GIVEN EXERCISE.
Work out how many lines have "charCBOW" in them. Give only that number.
-- START OF DATA SUPPLIED --
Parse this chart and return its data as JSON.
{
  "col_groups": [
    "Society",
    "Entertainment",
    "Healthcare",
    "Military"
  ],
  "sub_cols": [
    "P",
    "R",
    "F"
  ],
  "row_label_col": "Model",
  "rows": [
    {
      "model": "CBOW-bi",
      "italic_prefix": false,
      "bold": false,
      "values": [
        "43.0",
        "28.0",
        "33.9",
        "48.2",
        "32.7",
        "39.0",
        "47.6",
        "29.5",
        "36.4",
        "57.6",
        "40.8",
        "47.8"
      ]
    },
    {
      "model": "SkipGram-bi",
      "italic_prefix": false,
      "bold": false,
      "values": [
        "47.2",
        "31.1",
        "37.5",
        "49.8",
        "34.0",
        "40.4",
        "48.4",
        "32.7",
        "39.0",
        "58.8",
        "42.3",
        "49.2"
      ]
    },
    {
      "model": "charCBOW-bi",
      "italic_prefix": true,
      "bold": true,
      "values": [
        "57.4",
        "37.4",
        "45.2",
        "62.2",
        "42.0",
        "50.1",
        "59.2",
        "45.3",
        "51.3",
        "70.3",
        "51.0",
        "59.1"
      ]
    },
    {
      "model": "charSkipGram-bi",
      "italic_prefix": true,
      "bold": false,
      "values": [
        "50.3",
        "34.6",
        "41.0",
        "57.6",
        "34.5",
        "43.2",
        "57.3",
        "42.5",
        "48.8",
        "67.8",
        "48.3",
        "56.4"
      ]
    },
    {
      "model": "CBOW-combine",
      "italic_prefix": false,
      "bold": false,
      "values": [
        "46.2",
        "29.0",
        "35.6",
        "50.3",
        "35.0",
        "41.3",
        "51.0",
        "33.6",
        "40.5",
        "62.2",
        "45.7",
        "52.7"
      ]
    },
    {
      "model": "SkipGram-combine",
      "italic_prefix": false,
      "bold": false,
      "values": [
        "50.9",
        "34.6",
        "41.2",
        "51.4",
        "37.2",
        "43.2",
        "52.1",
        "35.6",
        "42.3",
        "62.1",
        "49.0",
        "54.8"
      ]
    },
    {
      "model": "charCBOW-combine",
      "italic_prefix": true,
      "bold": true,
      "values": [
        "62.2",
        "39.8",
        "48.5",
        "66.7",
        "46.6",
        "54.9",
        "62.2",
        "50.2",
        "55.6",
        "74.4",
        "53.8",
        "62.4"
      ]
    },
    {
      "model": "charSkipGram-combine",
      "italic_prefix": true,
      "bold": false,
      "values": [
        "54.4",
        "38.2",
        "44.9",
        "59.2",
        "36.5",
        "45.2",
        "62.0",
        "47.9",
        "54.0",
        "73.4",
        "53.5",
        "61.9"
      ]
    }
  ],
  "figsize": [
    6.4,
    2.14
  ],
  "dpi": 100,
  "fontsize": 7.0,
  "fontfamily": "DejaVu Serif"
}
-- END OF DATA SUPPLIED --
TASK ANSWER.
2